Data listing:
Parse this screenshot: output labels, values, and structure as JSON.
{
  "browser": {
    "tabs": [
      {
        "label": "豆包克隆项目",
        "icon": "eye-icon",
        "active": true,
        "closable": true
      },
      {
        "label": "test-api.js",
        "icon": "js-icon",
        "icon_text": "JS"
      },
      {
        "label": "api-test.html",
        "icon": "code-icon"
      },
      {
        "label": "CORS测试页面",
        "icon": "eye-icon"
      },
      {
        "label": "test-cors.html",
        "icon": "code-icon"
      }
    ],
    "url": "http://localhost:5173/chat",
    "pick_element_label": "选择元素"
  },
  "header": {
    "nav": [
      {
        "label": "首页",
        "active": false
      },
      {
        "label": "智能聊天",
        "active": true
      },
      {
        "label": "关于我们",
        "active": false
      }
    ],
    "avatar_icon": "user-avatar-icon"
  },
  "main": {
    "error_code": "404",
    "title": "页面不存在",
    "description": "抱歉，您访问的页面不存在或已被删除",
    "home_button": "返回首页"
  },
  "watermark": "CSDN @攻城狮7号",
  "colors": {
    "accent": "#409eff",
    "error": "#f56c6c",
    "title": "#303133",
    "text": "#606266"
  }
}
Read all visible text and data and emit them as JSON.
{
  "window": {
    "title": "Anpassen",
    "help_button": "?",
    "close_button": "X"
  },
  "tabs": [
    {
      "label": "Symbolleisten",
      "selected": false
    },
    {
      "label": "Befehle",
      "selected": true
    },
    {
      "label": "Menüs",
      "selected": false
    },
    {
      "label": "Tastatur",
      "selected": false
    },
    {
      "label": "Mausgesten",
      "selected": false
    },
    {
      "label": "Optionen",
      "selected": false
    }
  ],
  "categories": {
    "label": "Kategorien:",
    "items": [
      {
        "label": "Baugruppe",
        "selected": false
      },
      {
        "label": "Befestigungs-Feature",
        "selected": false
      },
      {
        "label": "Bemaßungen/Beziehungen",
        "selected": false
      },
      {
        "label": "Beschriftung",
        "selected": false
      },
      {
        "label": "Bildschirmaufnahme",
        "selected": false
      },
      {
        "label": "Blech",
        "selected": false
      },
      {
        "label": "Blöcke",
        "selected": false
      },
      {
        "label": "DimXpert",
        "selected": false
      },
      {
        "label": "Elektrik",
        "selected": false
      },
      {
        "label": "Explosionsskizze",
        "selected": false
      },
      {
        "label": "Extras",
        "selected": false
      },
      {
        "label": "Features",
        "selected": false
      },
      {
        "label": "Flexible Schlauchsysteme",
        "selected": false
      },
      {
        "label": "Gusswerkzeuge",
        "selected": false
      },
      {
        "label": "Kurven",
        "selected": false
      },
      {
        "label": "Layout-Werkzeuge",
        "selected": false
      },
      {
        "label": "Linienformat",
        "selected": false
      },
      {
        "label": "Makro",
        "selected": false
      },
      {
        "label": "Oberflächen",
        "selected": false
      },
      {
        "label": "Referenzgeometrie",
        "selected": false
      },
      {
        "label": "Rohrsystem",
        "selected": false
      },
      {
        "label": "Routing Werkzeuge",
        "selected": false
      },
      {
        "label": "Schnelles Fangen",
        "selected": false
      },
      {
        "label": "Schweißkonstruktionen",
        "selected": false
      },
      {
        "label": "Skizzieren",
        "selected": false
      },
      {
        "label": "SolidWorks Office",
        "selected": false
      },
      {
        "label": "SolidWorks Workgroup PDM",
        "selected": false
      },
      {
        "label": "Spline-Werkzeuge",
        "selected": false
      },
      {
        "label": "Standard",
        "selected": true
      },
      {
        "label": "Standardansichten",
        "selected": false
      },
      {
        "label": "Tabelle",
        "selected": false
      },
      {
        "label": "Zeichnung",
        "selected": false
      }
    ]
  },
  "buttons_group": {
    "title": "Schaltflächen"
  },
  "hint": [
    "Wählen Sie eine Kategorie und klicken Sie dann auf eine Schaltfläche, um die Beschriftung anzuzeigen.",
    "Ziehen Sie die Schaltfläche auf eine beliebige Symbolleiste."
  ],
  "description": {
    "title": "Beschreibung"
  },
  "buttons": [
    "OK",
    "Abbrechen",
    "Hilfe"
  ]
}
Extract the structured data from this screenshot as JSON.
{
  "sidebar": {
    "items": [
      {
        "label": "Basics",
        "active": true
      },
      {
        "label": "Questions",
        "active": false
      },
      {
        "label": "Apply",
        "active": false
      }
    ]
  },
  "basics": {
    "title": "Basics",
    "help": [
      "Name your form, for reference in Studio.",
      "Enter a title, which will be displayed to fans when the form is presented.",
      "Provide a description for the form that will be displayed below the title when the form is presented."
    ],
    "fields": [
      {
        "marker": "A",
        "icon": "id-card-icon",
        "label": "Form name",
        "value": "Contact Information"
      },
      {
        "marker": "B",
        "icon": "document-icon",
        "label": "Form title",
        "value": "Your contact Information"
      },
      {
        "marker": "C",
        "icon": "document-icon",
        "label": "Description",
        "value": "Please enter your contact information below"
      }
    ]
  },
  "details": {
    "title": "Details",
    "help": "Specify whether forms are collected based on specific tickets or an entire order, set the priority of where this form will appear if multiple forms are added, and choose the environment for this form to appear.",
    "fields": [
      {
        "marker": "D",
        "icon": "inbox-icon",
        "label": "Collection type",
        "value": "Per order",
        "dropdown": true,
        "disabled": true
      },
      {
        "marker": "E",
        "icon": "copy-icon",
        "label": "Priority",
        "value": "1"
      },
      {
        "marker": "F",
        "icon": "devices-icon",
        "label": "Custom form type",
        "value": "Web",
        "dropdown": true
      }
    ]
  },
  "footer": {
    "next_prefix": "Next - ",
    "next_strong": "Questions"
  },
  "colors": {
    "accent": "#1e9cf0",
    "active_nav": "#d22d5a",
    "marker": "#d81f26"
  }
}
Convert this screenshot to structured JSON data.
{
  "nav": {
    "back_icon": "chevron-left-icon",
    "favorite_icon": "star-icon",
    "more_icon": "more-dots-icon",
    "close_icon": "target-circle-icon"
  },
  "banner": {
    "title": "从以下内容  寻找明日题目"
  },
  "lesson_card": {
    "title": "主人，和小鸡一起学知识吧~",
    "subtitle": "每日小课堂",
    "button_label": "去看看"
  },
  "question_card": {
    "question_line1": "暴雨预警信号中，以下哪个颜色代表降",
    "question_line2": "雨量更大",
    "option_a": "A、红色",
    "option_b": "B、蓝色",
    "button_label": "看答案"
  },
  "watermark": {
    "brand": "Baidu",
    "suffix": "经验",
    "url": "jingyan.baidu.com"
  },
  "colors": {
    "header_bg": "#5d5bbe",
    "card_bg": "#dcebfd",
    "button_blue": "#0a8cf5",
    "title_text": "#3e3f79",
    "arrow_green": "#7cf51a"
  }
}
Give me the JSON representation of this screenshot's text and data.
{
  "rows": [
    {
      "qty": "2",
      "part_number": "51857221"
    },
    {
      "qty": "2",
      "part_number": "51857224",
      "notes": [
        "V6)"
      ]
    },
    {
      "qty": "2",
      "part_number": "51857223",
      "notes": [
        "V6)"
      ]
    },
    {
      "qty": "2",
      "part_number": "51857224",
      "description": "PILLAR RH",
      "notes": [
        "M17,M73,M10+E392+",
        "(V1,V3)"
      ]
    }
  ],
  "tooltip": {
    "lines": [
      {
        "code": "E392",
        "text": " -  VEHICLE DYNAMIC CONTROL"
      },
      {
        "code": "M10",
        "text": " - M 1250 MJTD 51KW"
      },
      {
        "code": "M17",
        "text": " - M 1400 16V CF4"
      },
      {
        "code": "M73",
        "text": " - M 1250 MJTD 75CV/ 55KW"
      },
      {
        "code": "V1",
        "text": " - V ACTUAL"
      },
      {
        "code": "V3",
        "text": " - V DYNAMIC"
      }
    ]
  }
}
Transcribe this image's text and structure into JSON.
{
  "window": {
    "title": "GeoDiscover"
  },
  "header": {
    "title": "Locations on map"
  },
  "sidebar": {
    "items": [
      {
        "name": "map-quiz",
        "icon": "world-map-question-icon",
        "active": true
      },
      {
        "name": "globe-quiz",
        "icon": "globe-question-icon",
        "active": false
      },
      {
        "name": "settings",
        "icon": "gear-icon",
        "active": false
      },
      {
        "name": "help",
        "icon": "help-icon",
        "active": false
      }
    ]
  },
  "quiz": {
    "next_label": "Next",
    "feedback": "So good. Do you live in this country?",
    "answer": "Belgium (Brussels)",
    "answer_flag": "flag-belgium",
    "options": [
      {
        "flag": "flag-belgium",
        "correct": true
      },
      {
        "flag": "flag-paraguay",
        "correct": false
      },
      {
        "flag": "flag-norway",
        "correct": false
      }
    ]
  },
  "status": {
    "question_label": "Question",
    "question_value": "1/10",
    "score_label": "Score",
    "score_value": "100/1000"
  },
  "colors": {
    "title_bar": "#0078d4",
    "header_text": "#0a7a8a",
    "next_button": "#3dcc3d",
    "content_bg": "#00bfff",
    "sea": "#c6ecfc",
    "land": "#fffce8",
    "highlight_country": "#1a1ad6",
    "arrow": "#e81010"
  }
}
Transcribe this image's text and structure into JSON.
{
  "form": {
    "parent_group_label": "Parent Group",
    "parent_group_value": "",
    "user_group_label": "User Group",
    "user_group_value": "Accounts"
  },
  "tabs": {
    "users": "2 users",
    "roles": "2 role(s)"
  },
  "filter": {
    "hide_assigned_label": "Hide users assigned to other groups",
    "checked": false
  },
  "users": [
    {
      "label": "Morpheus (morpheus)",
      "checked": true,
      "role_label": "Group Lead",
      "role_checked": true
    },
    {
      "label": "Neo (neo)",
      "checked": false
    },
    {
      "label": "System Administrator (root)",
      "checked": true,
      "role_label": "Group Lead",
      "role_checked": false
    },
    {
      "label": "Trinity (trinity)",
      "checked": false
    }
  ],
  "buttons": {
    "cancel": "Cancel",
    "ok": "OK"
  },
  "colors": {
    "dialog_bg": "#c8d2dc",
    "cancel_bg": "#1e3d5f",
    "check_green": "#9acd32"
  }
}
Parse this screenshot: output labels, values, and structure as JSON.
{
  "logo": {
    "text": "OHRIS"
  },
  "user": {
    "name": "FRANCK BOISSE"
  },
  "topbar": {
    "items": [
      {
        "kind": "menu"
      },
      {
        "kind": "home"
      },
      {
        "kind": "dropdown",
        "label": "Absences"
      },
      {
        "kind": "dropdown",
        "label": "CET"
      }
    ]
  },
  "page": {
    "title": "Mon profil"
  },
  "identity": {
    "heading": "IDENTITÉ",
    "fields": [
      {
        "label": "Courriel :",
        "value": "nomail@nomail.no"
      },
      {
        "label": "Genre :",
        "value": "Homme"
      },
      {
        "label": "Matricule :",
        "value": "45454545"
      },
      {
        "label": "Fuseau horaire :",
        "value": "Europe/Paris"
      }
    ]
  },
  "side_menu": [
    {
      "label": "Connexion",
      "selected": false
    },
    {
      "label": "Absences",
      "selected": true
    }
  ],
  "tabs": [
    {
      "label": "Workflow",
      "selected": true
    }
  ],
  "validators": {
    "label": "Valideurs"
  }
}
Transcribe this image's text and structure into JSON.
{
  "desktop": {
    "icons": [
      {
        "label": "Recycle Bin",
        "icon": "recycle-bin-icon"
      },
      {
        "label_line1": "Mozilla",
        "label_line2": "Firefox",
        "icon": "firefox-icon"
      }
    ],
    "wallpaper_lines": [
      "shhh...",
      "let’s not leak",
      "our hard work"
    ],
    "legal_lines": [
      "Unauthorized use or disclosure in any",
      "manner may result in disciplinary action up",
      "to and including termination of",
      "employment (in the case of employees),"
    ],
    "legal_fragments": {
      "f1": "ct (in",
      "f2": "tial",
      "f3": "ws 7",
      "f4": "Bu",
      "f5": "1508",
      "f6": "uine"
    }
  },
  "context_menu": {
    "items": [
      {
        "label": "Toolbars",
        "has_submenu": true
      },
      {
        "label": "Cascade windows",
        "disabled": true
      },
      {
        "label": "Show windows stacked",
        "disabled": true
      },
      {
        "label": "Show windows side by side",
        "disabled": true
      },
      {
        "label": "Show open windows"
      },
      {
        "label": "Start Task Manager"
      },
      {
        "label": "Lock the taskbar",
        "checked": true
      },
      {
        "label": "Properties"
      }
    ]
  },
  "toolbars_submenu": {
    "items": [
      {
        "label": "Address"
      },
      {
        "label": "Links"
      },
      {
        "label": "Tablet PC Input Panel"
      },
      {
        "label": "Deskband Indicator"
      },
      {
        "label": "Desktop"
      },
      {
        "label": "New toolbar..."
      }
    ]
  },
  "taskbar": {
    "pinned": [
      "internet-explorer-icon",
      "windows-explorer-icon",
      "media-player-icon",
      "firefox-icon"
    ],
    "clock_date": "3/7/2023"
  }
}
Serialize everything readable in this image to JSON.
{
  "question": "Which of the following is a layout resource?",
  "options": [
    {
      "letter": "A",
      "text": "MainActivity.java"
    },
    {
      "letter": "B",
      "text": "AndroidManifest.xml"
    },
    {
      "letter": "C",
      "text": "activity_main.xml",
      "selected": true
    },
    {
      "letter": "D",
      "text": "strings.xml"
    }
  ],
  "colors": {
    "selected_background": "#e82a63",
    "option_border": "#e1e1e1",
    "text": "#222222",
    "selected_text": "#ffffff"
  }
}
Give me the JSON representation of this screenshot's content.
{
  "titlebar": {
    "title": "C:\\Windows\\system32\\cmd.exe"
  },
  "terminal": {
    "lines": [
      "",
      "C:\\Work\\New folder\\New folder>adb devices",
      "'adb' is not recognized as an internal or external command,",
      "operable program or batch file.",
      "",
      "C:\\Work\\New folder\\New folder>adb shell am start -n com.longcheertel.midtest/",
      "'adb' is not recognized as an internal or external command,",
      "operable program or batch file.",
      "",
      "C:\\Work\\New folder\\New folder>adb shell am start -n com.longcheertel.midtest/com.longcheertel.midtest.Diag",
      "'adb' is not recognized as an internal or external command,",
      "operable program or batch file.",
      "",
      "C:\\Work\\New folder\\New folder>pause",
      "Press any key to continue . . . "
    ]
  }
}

TASK TO CARRY OUT: Search the entries for the word "screenshot", then list each line that holds it.

COMPLETED EXERCISE:
Parse this screenshot: output labels, values, and structure as JSON.
Extract the structured data from this screenshot as JSON.
Convert this screenshot to structured JSON data.
Give me the JSON representation of this screenshot's text and data.
Parse this screenshot: output labels, values, and structure as JSON.
Give me the JSON representation of this screenshot's content.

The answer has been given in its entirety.